## BEGIN Supplied entries

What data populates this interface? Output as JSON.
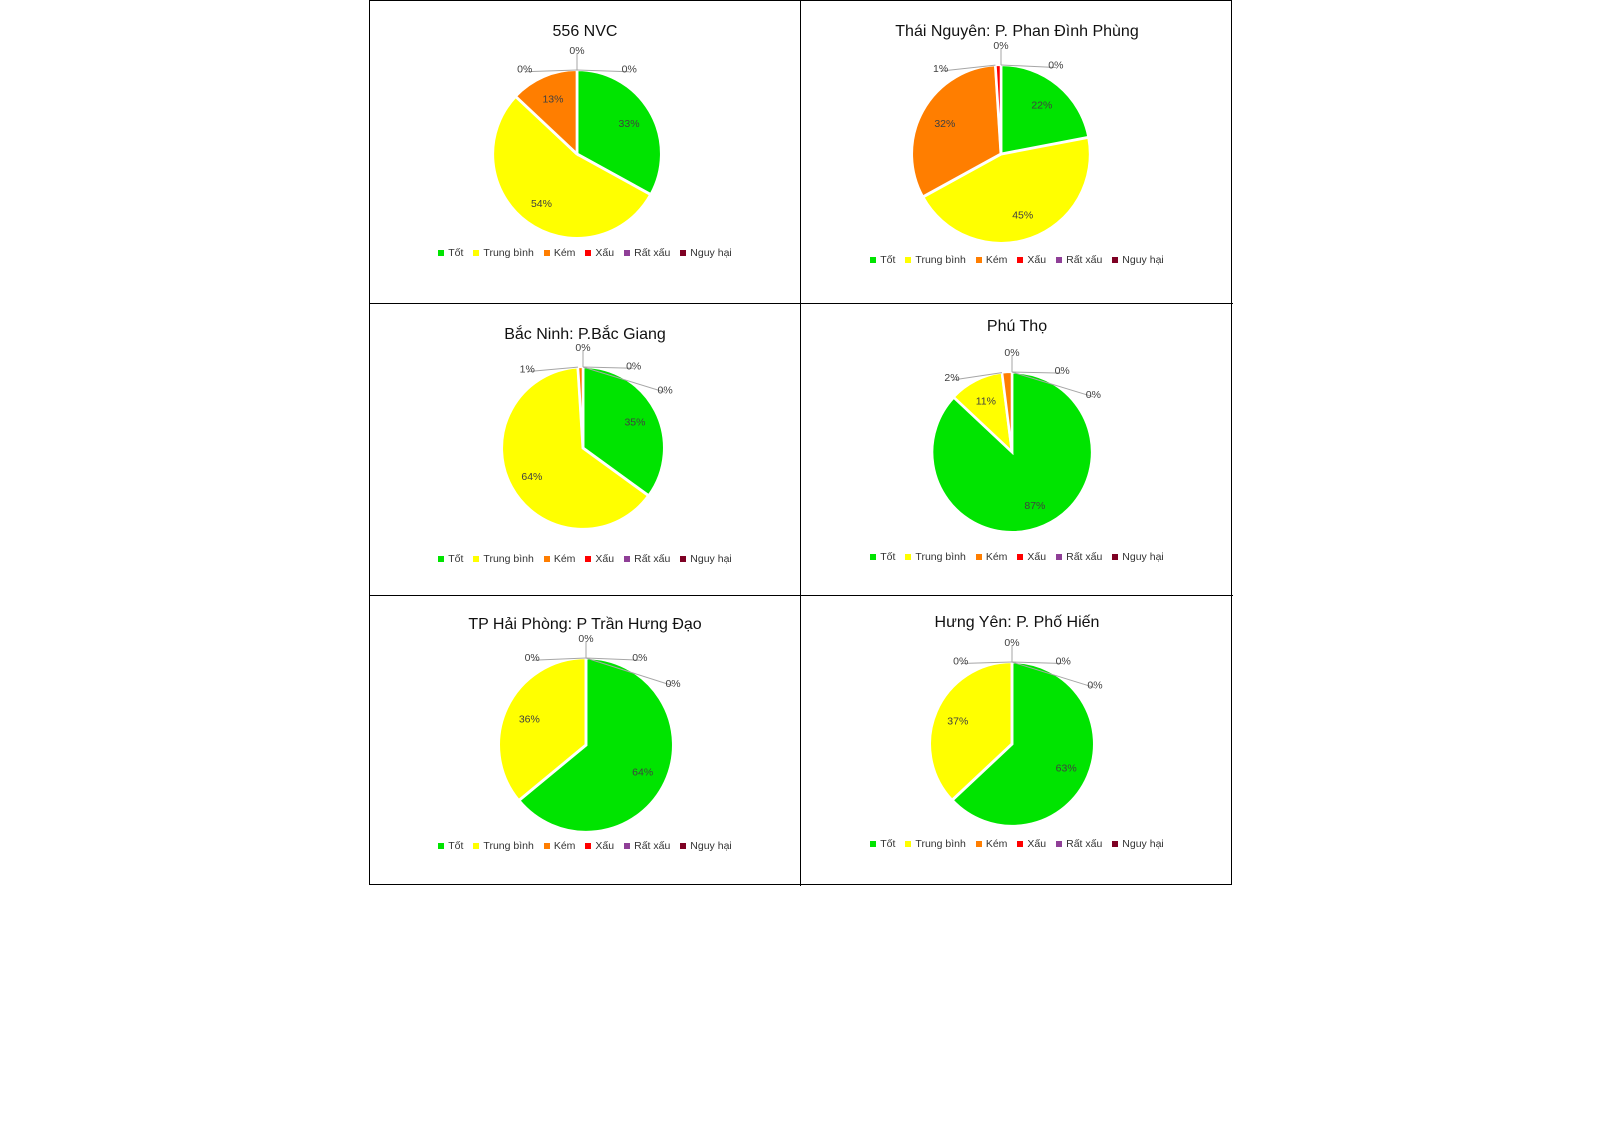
{
  "legend_labels": [
    "Tốt",
    "Trung bình",
    "Kém",
    "Xấu",
    "Rất xấu",
    "Nguy hại"
  ],
  "colors": [
    "#00e400",
    "#ffff00",
    "#ff7e00",
    "#ff0000",
    "#8f3f97",
    "#7e0023"
  ],
  "chart_data": [
    {
      "type": "pie",
      "title": "556 NVC",
      "categories": [
        "Tốt",
        "Trung bình",
        "Kém",
        "Xấu",
        "Rất xấu",
        "Nguy hại"
      ],
      "values": [
        33,
        54,
        13,
        0,
        0,
        0
      ],
      "labels": [
        "33%",
        "54%",
        "13%",
        "0%",
        "0%",
        "0%"
      ],
      "legend": "bottom"
    },
    {
      "type": "pie",
      "title": "Thái Nguyên: P. Phan Đình Phùng",
      "categories": [
        "Tốt",
        "Trung bình",
        "Kém",
        "Xấu",
        "Rất xấu",
        "Nguy hại"
      ],
      "values": [
        22,
        45,
        32,
        1,
        0,
        0
      ],
      "labels": [
        "22%",
        "45%",
        "32%",
        "1%",
        "0%",
        "0%"
      ],
      "legend": "bottom"
    },
    {
      "type": "pie",
      "title": "Bắc Ninh: P.Bắc Giang",
      "categories": [
        "Tốt",
        "Trung bình",
        "Kém",
        "Xấu",
        "Rất xấu",
        "Nguy hại"
      ],
      "values": [
        35,
        64,
        1,
        0,
        0,
        0
      ],
      "labels": [
        "35%",
        "64%",
        "1%",
        "0%",
        "0%",
        "0%"
      ],
      "legend": "bottom"
    },
    {
      "type": "pie",
      "title": "Phú Thọ",
      "categories": [
        "Tốt",
        "Trung bình",
        "Kém",
        "Xấu",
        "Rất xấu",
        "Nguy hại"
      ],
      "values": [
        87,
        11,
        2,
        0,
        0,
        0
      ],
      "labels": [
        "87%",
        "11%",
        "2%",
        "0%",
        "0%",
        "0%"
      ],
      "legend": "bottom"
    },
    {
      "type": "pie",
      "title": "TP Hải Phòng: P Trần Hưng Đạo",
      "categories": [
        "Tốt",
        "Trung bình",
        "Kém",
        "Xấu",
        "Rất xấu",
        "Nguy hại"
      ],
      "values": [
        64,
        36,
        0,
        0,
        0,
        0
      ],
      "labels": [
        "64%",
        "36%",
        "0%",
        "0%",
        "0%",
        "0%"
      ],
      "legend": "bottom"
    },
    {
      "type": "pie",
      "title": "Hưng Yên: P. Phố Hiến",
      "categories": [
        "Tốt",
        "Trung bình",
        "Kém",
        "Xấu",
        "Rất xấu",
        "Nguy hại"
      ],
      "values": [
        63,
        37,
        0,
        0,
        0,
        0
      ],
      "labels": [
        "63%",
        "37%",
        "0%",
        "0%",
        "0%",
        "0%"
      ],
      "legend": "bottom"
    }
  ]
}
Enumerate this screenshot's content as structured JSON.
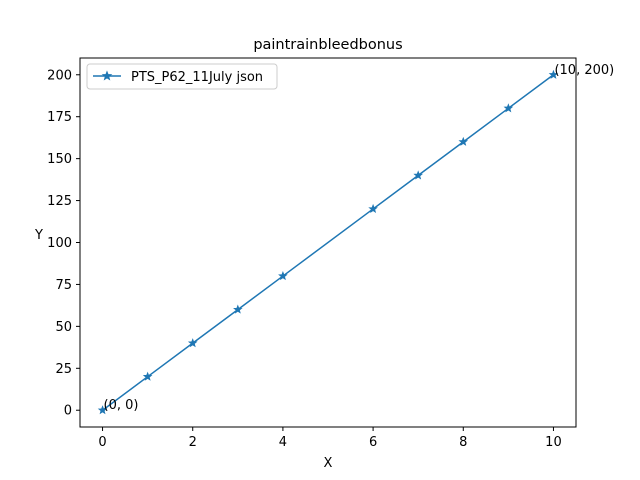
{
  "chart_data": {
    "type": "line",
    "title": "paintrainbleedbonus",
    "xlabel": "X",
    "ylabel": "Y",
    "xlim": [
      -0.5,
      10.5
    ],
    "ylim": [
      -10,
      210
    ],
    "x_ticks": [
      0,
      2,
      4,
      6,
      8,
      10
    ],
    "y_ticks": [
      0,
      25,
      50,
      75,
      100,
      125,
      150,
      175,
      200
    ],
    "grid": false,
    "legend_position": "upper-left",
    "series": [
      {
        "name": "PTS_P62_11July json",
        "color": "#1f77b4",
        "marker": "star",
        "x": [
          0,
          1,
          2,
          3,
          4,
          6,
          7,
          8,
          9,
          10
        ],
        "y": [
          0,
          20,
          40,
          60,
          80,
          120,
          140,
          160,
          180,
          200
        ]
      }
    ],
    "annotations": [
      {
        "text": "(0, 0)",
        "x": 0,
        "y": 0
      },
      {
        "text": "(10, 200)",
        "x": 10,
        "y": 200
      }
    ]
  }
}
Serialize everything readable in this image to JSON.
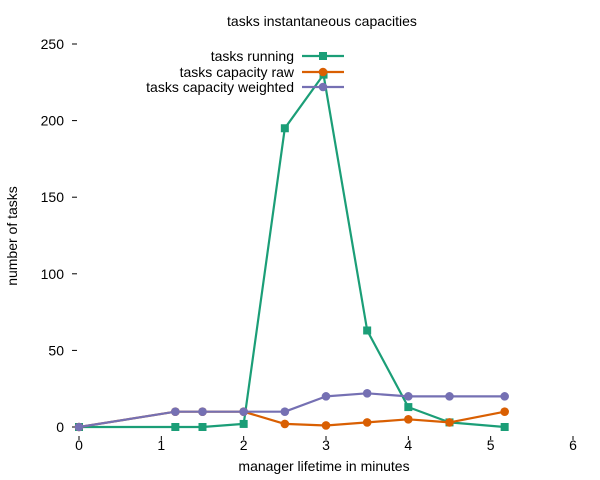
{
  "chart_data": {
    "type": "line",
    "title": "tasks instantaneous capacities",
    "xlabel": "manager lifetime in minutes",
    "ylabel": "number of tasks",
    "xlim": [
      0,
      6
    ],
    "ylim": [
      0,
      250
    ],
    "xticks": [
      0,
      1,
      2,
      3,
      4,
      5,
      6
    ],
    "yticks": [
      0,
      50,
      100,
      150,
      200,
      250
    ],
    "grid": false,
    "legend_position": "top-center",
    "series": [
      {
        "name": "tasks running",
        "color": "#1b9e77",
        "marker": "square",
        "x": [
          0,
          1.17,
          1.5,
          2.0,
          2.5,
          2.97,
          3.5,
          4.0,
          4.5,
          5.17
        ],
        "y": [
          0,
          0,
          0,
          2,
          195,
          230,
          63,
          13,
          3,
          0
        ]
      },
      {
        "name": "tasks capacity raw",
        "color": "#d95f02",
        "marker": "circle",
        "x": [
          0,
          1.17,
          1.5,
          2.0,
          2.5,
          3.0,
          3.5,
          4.0,
          4.5,
          5.17
        ],
        "y": [
          0,
          10,
          10,
          10,
          2,
          1,
          3,
          5,
          3,
          10
        ]
      },
      {
        "name": "tasks capacity weighted",
        "color": "#7570b3",
        "marker": "circle",
        "x": [
          0,
          1.17,
          1.5,
          2.0,
          2.5,
          3.0,
          3.5,
          4.0,
          4.5,
          5.17
        ],
        "y": [
          0,
          10,
          10,
          10,
          10,
          20,
          22,
          20,
          20,
          20
        ]
      }
    ]
  }
}
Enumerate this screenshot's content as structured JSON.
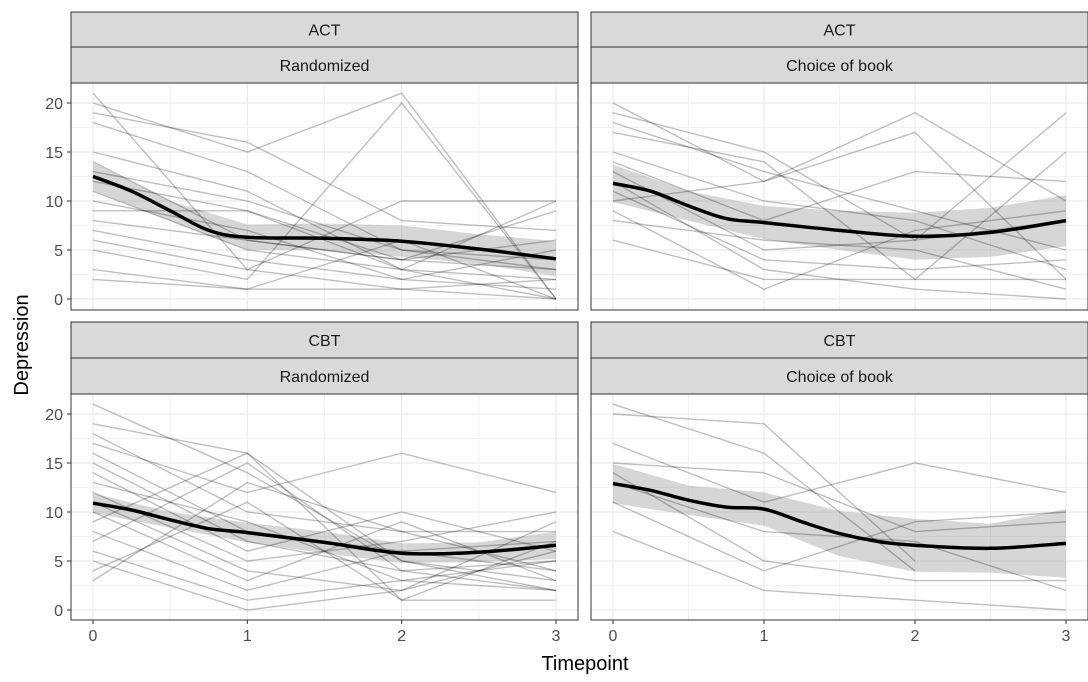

## END Supplied entries

All the records need to be repeated exactly, with the images dropped.

-- Written reply --
What data populates this interface? Output as JSON.
{
  "legend_labels": [
    "Tốt",
    "Trung bình",
    "Kém",
    "Xấu",
    "Rất xấu",
    "Nguy hại"
  ],
  "colors": [
    "#00e400",
    "#ffff00",
    "#ff7e00",
    "#ff0000",
    "#8f3f97",
    "#7e0023"
  ],
  "chart_data": [
    {
      "type": "pie",
      "title": "556 NVC",
      "categories": [
        "Tốt",
        "Trung bình",
        "Kém",
        "Xấu",
        "Rất xấu",
        "Nguy hại"
      ],
      "values": [
        33,
        54,
        13,
        0,
        0,
        0
      ],
      "labels": [
        "33%",
        "54%",
        "13%",
        "0%",
        "0%",
        "0%"
      ],
      "legend": "bottom"
    },
    {
      "type": "pie",
      "title": "Thái Nguyên: P. Phan Đình Phùng",
      "categories": [
        "Tốt",
        "Trung bình",
        "Kém",
        "Xấu",
        "Rất xấu",
        "Nguy hại"
      ],
      "values": [
        22,
        45,
        32,
        1,
        0,
        0
      ],
      "labels": [
        "22%",
        "45%",
        "32%",
        "1%",
        "0%",
        "0%"
      ],
      "legend": "bottom"
    },
    {
      "type": "pie",
      "title": "Bắc Ninh: P.Bắc Giang",
      "categories": [
        "Tốt",
        "Trung bình",
        "Kém",
        "Xấu",
        "Rất xấu",
        "Nguy hại"
      ],
      "values": [
        35,
        64,
        1,
        0,
        0,
        0
      ],
      "labels": [
        "35%",
        "64%",
        "1%",
        "0%",
        "0%",
        "0%"
      ],
      "legend": "bottom"
    },
    {
      "type": "pie",
      "title": "Phú Thọ",
      "categories": [
        "Tốt",
        "Trung bình",
        "Kém",
        "Xấu",
        "Rất xấu",
        "Nguy hại"
      ],
      "values": [
        87,
        11,
        2,
        0,
        0,
        0
      ],
      "labels": [
        "87%",
        "11%",
        "2%",
        "0%",
        "0%",
        "0%"
      ],
      "legend": "bottom"
    },
    {
      "type": "pie",
      "title": "TP Hải Phòng: P Trần Hưng Đạo",
      "categories": [
        "Tốt",
        "Trung bình",
        "Kém",
        "Xấu",
        "Rất xấu",
        "Nguy hại"
      ],
      "values": [
        64,
        36,
        0,
        0,
        0,
        0
      ],
      "labels": [
        "64%",
        "36%",
        "0%",
        "0%",
        "0%",
        "0%"
      ],
      "legend": "bottom"
    },
    {
      "type": "pie",
      "title": "Hưng Yên: P. Phố Hiến",
      "categories": [
        "Tốt",
        "Trung bình",
        "Kém",
        "Xấu",
        "Rất xấu",
        "Nguy hại"
      ],
      "values": [
        63,
        37,
        0,
        0,
        0,
        0
      ],
      "labels": [
        "63%",
        "37%",
        "0%",
        "0%",
        "0%",
        "0%"
      ],
      "legend": "bottom"
    }
  ]
}
Enumerate this screenshot's content as structured JSON.
{
  "chart_data": {
    "type": "line",
    "title": "paintrainbleedbonus",
    "xlabel": "X",
    "ylabel": "Y",
    "xlim": [
      -0.5,
      10.5
    ],
    "ylim": [
      -10,
      210
    ],
    "x_ticks": [
      0,
      2,
      4,
      6,
      8,
      10
    ],
    "y_ticks": [
      0,
      25,
      50,
      75,
      100,
      125,
      150,
      175,
      200
    ],
    "grid": false,
    "legend_position": "upper-left",
    "series": [
      {
        "name": "PTS_P62_11July json",
        "color": "#1f77b4",
        "marker": "star",
        "x": [
          0,
          1,
          2,
          3,
          4,
          6,
          7,
          8,
          9,
          10
        ],
        "y": [
          0,
          20,
          40,
          60,
          80,
          120,
          140,
          160,
          180,
          200
        ]
      }
    ],
    "annotations": [
      {
        "text": "(0, 0)",
        "x": 0,
        "y": 0
      },
      {
        "text": "(10, 200)",
        "x": 10,
        "y": 200
      }
    ]
  }
}
Serialize everything readable in this image to JSON.
{
  "chart_data": {
    "type": "line",
    "title": "tasks instantaneous capacities",
    "xlabel": "manager lifetime in minutes",
    "ylabel": "number of tasks",
    "xlim": [
      0,
      6
    ],
    "ylim": [
      0,
      250
    ],
    "xticks": [
      0,
      1,
      2,
      3,
      4,
      5,
      6
    ],
    "yticks": [
      0,
      50,
      100,
      150,
      200,
      250
    ],
    "grid": false,
    "legend_position": "top-center",
    "series": [
      {
        "name": "tasks running",
        "color": "#1b9e77",
        "marker": "square",
        "x": [
          0,
          1.17,
          1.5,
          2.0,
          2.5,
          2.97,
          3.5,
          4.0,
          4.5,
          5.17
        ],
        "y": [
          0,
          0,
          0,
          2,
          195,
          230,
          63,
          13,
          3,
          0
        ]
      },
      {
        "name": "tasks capacity raw",
        "color": "#d95f02",
        "marker": "circle",
        "x": [
          0,
          1.17,
          1.5,
          2.0,
          2.5,
          3.0,
          3.5,
          4.0,
          4.5,
          5.17
        ],
        "y": [
          0,
          10,
          10,
          10,
          2,
          1,
          3,
          5,
          3,
          10
        ]
      },
      {
        "name": "tasks capacity weighted",
        "color": "#7570b3",
        "marker": "circle",
        "x": [
          0,
          1.17,
          1.5,
          2.0,
          2.5,
          3.0,
          3.5,
          4.0,
          4.5,
          5.17
        ],
        "y": [
          0,
          10,
          10,
          10,
          10,
          20,
          22,
          20,
          20,
          20
        ]
      }
    ]
  }
}
Enumerate this screenshot's content as structured JSON.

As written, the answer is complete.